**Short exercise:**
Look through the lines and report how many include the word "arrow", giving nothing but the number.

**Exercise materials:**
------------------------------------------------

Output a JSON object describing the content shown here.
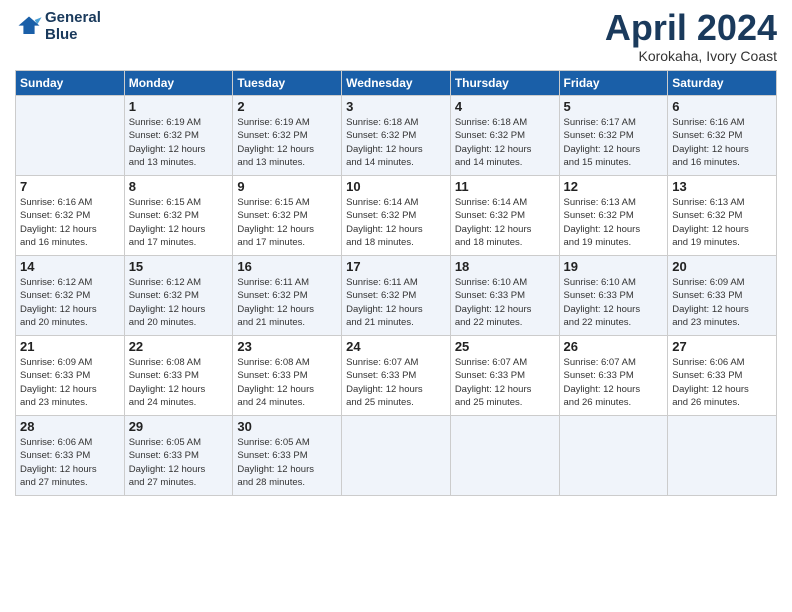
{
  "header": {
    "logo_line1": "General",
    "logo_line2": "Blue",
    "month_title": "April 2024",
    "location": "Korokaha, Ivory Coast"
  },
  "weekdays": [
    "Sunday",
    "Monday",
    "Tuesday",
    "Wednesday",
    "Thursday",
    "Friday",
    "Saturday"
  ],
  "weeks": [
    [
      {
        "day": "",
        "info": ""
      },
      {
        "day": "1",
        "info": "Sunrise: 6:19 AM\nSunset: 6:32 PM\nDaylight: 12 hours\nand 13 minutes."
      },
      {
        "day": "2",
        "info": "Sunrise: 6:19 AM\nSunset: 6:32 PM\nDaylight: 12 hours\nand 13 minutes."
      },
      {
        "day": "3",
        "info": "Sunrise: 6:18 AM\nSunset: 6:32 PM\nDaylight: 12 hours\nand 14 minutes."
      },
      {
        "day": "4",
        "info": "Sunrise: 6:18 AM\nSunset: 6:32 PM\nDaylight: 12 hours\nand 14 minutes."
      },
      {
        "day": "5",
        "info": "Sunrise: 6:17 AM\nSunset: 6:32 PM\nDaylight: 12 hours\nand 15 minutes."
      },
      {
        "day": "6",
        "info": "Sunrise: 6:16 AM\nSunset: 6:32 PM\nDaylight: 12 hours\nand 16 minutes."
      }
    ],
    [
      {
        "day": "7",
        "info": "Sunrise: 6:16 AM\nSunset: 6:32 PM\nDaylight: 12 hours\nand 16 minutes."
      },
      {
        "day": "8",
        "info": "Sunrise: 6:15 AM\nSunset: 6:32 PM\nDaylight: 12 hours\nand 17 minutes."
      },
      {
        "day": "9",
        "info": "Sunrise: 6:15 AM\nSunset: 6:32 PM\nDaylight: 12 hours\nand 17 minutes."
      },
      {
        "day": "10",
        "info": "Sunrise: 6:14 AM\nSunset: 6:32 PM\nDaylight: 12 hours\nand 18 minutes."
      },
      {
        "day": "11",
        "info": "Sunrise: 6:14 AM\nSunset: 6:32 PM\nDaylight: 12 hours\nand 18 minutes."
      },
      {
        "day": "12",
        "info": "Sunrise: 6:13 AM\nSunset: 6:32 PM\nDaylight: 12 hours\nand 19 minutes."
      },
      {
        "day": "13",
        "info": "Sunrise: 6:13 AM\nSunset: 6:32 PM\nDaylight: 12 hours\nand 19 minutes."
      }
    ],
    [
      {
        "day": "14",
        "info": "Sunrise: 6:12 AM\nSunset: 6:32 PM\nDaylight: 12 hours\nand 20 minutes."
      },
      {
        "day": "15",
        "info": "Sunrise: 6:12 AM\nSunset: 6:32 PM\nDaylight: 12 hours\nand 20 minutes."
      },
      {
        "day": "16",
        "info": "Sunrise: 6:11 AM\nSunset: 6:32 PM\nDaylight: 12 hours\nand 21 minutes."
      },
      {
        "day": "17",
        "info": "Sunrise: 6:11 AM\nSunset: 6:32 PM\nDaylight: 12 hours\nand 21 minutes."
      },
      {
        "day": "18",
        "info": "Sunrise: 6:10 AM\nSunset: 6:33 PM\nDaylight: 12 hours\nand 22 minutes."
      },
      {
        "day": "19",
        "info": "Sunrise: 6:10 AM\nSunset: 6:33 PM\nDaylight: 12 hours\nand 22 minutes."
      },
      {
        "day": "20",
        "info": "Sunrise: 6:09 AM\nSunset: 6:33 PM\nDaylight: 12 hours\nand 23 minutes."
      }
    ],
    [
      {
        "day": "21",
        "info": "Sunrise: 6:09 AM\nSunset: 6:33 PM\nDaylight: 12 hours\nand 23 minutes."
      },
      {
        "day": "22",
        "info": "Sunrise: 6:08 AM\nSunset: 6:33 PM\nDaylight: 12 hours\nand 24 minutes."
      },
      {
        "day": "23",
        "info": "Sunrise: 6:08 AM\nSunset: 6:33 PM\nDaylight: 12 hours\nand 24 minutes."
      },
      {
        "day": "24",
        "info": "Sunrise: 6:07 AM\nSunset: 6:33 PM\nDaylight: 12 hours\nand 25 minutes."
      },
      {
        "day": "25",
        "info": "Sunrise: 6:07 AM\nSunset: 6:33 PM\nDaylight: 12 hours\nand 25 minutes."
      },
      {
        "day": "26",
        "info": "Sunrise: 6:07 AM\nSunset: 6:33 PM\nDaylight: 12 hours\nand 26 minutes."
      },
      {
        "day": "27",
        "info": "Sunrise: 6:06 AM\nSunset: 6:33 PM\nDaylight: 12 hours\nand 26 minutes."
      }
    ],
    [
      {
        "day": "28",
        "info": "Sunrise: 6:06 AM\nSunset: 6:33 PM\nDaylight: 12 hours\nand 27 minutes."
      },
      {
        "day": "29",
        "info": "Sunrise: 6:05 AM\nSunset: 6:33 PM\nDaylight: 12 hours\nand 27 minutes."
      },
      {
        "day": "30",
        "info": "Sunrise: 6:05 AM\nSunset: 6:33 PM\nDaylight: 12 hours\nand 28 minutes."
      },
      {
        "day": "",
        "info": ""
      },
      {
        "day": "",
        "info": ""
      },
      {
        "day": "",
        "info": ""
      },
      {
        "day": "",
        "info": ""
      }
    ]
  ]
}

------------------------------------------------

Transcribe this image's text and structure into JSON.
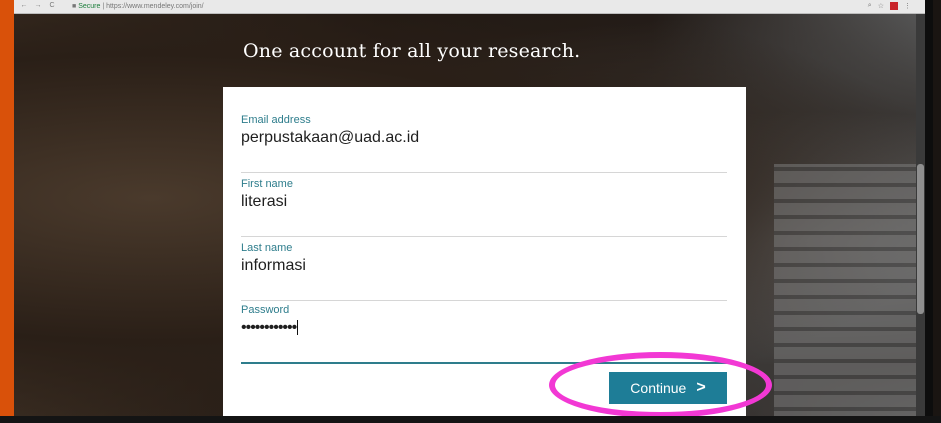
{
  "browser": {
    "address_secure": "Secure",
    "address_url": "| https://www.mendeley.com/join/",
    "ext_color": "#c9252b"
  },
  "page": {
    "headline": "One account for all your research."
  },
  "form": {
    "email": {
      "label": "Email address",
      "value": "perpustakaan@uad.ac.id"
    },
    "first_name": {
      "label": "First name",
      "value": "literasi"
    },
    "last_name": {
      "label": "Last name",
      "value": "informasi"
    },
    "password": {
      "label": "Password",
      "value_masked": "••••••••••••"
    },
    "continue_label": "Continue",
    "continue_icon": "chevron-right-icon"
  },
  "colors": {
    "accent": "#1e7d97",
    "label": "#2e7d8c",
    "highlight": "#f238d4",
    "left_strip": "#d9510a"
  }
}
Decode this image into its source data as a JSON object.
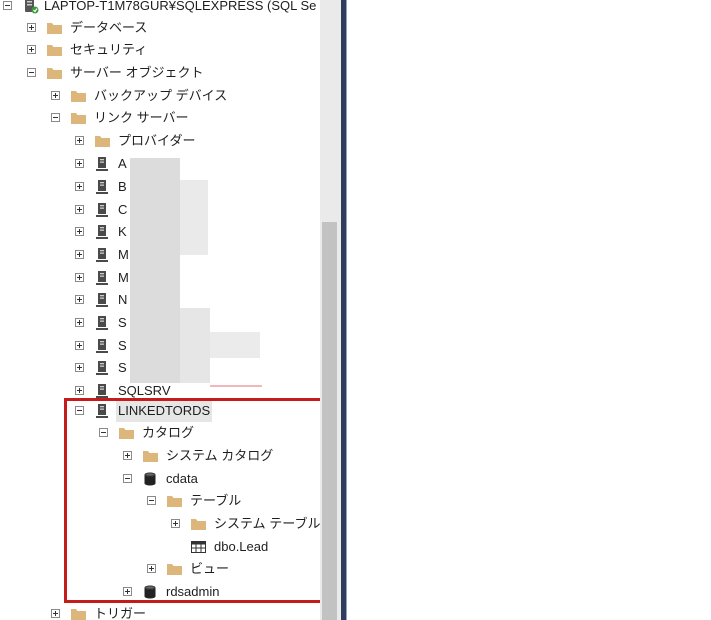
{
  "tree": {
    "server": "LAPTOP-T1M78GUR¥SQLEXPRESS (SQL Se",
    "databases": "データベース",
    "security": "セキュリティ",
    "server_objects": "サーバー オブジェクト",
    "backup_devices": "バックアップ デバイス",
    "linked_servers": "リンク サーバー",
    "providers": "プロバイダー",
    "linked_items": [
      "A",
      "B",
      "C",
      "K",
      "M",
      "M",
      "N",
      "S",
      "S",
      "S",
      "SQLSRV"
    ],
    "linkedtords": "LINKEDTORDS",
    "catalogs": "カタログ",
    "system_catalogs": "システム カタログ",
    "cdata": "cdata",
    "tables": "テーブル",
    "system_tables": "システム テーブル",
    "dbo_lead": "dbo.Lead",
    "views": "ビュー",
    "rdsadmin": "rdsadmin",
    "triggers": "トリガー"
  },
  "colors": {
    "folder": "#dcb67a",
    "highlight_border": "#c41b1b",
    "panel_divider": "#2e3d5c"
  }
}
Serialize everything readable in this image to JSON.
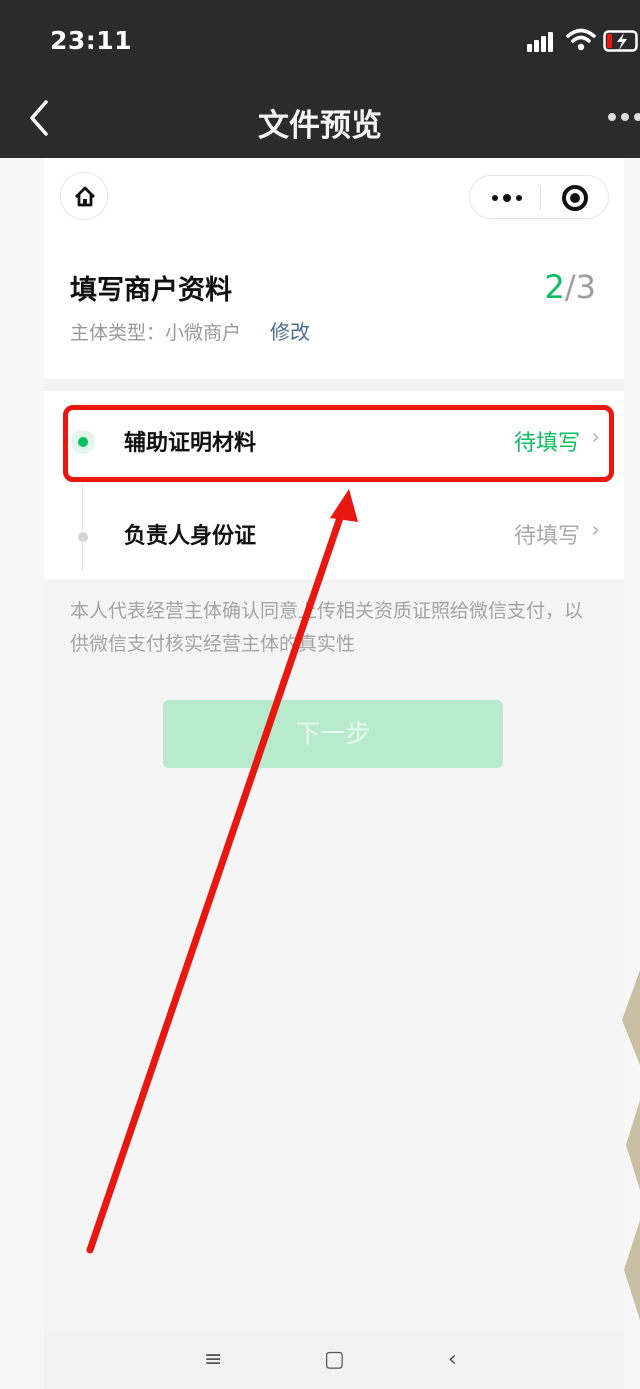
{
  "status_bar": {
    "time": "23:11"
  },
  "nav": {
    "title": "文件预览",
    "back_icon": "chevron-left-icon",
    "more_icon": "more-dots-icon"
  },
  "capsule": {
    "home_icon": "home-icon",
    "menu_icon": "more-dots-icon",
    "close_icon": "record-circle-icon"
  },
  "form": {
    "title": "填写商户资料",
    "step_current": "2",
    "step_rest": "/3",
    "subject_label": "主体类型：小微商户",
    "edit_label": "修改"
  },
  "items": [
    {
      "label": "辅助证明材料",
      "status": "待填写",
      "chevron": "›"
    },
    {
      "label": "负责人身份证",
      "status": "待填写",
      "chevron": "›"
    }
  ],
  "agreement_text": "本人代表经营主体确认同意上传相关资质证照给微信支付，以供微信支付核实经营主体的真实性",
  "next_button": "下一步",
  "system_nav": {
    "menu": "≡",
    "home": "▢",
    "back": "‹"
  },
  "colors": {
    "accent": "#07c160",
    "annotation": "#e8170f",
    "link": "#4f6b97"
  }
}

------------------------------------------------

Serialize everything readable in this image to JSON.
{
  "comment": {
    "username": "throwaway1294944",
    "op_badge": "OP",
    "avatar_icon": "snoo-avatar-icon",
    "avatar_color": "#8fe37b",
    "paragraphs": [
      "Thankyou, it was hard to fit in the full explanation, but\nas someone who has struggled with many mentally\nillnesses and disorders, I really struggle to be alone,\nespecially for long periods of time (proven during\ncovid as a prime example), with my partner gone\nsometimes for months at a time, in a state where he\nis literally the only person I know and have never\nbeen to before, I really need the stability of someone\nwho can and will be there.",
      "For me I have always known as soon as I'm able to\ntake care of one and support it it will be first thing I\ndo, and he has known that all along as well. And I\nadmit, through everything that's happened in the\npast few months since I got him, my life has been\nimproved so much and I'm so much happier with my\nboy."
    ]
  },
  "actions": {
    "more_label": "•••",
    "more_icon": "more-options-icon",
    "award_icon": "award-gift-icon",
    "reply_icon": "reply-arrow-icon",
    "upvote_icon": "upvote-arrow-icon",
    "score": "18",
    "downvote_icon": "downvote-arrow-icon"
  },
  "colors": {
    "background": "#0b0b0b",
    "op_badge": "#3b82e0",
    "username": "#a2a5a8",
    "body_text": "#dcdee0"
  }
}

------------------------------------------------

**Completed exercise:**
3